なお、上記実施形態において、熱伸縮吸収部Xを構成する材料は特に限定されないが、一般的に広く普及している鉄や鋼よりも線膨張率の絶対値が大きい材料が好ましく、例えば、銅や銅を含有する合金、アルミニウムやアルミニウムを含有する合金、ステンレス鋼、或いは、金属に限らず、合成樹脂や合成樹脂の強化材料、天然ゴムや合成ゴム、又はこれらと金属材料との複合構造等を採用することが可能である。
また、本発明の実施例は、上記実施の形態に限定されるものではなく、本発明の要旨を逸脱しない範囲内において種々変更を加え得ることは勿論である。
1 熱伸縮吸収ねじ締結機構
10 雄ねじ体
12 軸部
20 頭部
30 端面
50 座体
62 内側端面
64 外側端面
100 雌ねじ体
106 筒状部材
106a 貫通孔部
111 筒状領域
112 内側端面
113 外側端面
114 螺旋条
120 頭部
130 軸部
140 段部
150 環状突起
160 環状凹部
H 被締結部材
S 主軸体
W 隙間
X 熱伸縮吸収部

Claims (15)

  1. 雄ねじ体と、該雄ねじ体と螺合する雌ねじ部による熱伸縮吸収ねじ締結機構であって、
    上記雄ねじ体側において締結面を構成する雄ねじ側座面と、
    上記雌ねじ体側において締結面を構成する雌ねじ側座面と、
    軸方向に延び、上記雄ねじ側座面と上記雌ねじ側座面の座面間距離を維持する構造体の一部を構成する主軸体と、
    軸方向に延び、上記座面間距離を維持する構造体における前記主軸体を除いた残部の少なくとも一部を構成する熱伸縮吸収部と、を備え、
    上記主軸体と上記熱伸縮吸収部は、互いに線膨張率の異なる材料で構成されることを特徴とする、
    熱伸縮吸収ねじ締結機構。
  2. 所定の温度変化に基づいて前記主軸体が軸方向に伸縮することで前記座面間距離を変化させる量を主軸体側変化量と定義し、
    上記所定の温度変化に基づいて前記熱伸縮吸収部が軸方向に伸縮することで上記座面間距離を変化させる量を吸収側変化量と定義する際に、
    上記主軸体側変化量の少なくとも一部を、上記吸収側変化量が相殺することを特徴とする、
    請求項1に記載の熱伸縮吸収ねじ締結機構。
  3. 前記吸収側変化量が、前記主軸体側変化量の全部を相殺することを特徴とする、
    請求項2に記載の熱伸縮吸収ねじ締結機構。
  4. 所定の温度変化に基づいて前記主軸体が軸方向に伸縮することで前記座面間距離を変化させる量を主軸体側変化量と定義し、
    上記所定の温度変化に基づいて前記熱伸縮吸収部が軸方向に伸縮することで上記座面間距離を変化させる量を吸収側変化量と定義し、
    上記所定の温度変化に基づいて、前記雄ねじ側座面と前記雌ねじ側座面の間に配置される被締結部材の被挟持間距離の変化量を被締結側変化量と定義し、
    上記主軸体側変化量から上記被締側変化量を差し引いた値を相対変化量と定義する際に、
    上記相対変化量の少なくとも一部を、上記吸収側変化量が相殺することを特徴とする、
    請求項1に記載の熱伸縮吸収ねじ締結機構。

▸ 練習問題
1. 読解文の請求項2によると、主軸体側変化量として定義される座面間距離の変化は、何によって生じるか。1〜3文で説明しなさい。
2. 熱伸縮吸収ねじ締結機構の請求項の文章を、請求項4の後から書き継ぎなさい。
資料中の一覧は、この演習では扱わない。

▸ 提供資料
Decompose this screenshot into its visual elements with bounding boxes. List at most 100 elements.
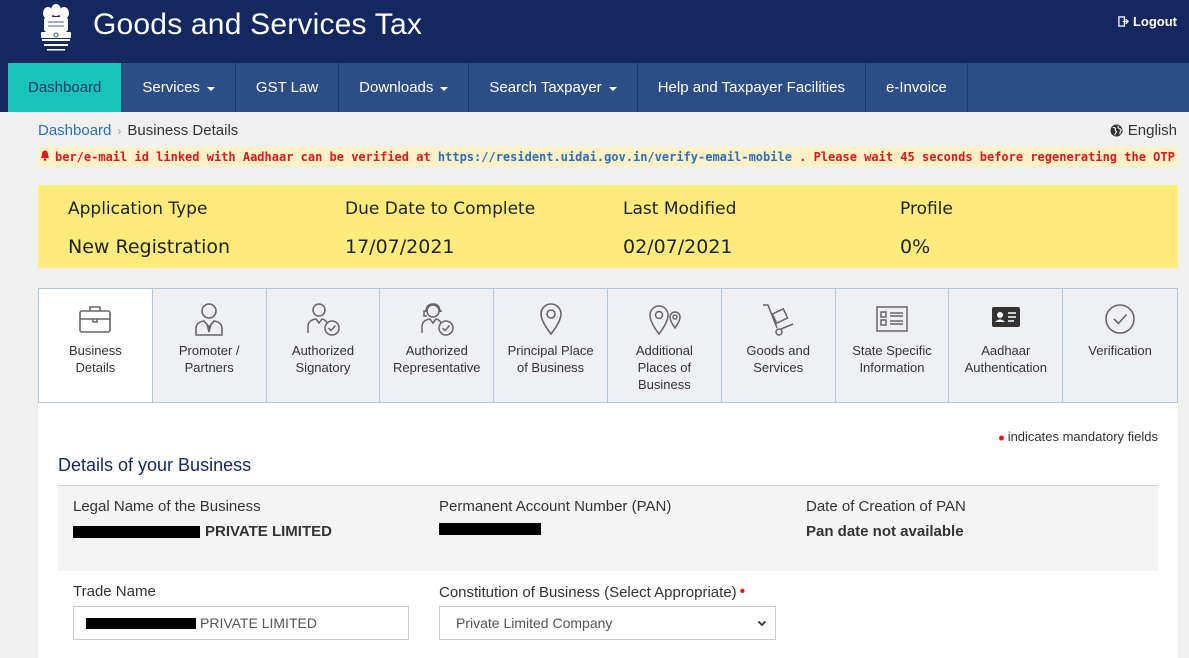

▸ 解答例
1. 所定の温度変化に基づいて主軸体が軸方向に伸縮することによって生じる。その伸縮が座面間距離を変化させ、その量が主軸体側変化量と定義されている。

2.
  5. 前記吸収側変化量が、前記相対変化量の全部を相殺することを特徴とする、
    請求項4に記載の熱伸縮吸収ねじ締結機構。
  6. 前記相殺により、前記雄ねじ側座面と前記雌ねじ側座面による締結時における締結力を一定範囲内に保持することを特徴とする、
    請求項2乃至5のいずれかに記載の熱伸縮吸収ねじ締結機構。
  7. 前記熱伸縮吸収部は、前記雄ねじ側座面及び前記雌ねじ側座面の少なくとも一方を提供することを特徴とする、
    請求項1乃至6のいずれかに記載の熱伸縮吸収ねじ締結機構。
  8. 前記熱伸縮吸収部は、前記雄ねじ体及び前記雌ねじ体の少なくとも一方に一体に設けられることを特徴とする、
    請求項1乃至7のいずれかに記載の熱伸縮吸収ねじ締結機構。
  9. 前記雄ねじ体及び前記雌ねじ体の一方が前記主軸体を兼ねており、
    前記雄ねじ体及び前記雌ねじ体の他方が前記熱伸縮吸収部を兼ねており、
    前記雄ねじ体と前記雌ねじ体が互いに線膨張率の異なる材料で構成されることを特徴とする、
    請求項8に記載の熱伸縮吸収ねじ締結機構。
  10. 前記熱伸縮吸収部は、前記雄ねじ体及び前記雌ねじ体と別体に設けられることを特徴とする、
    請求項1乃至7のいずれかに記載の熱伸縮吸収ねじ締結機構。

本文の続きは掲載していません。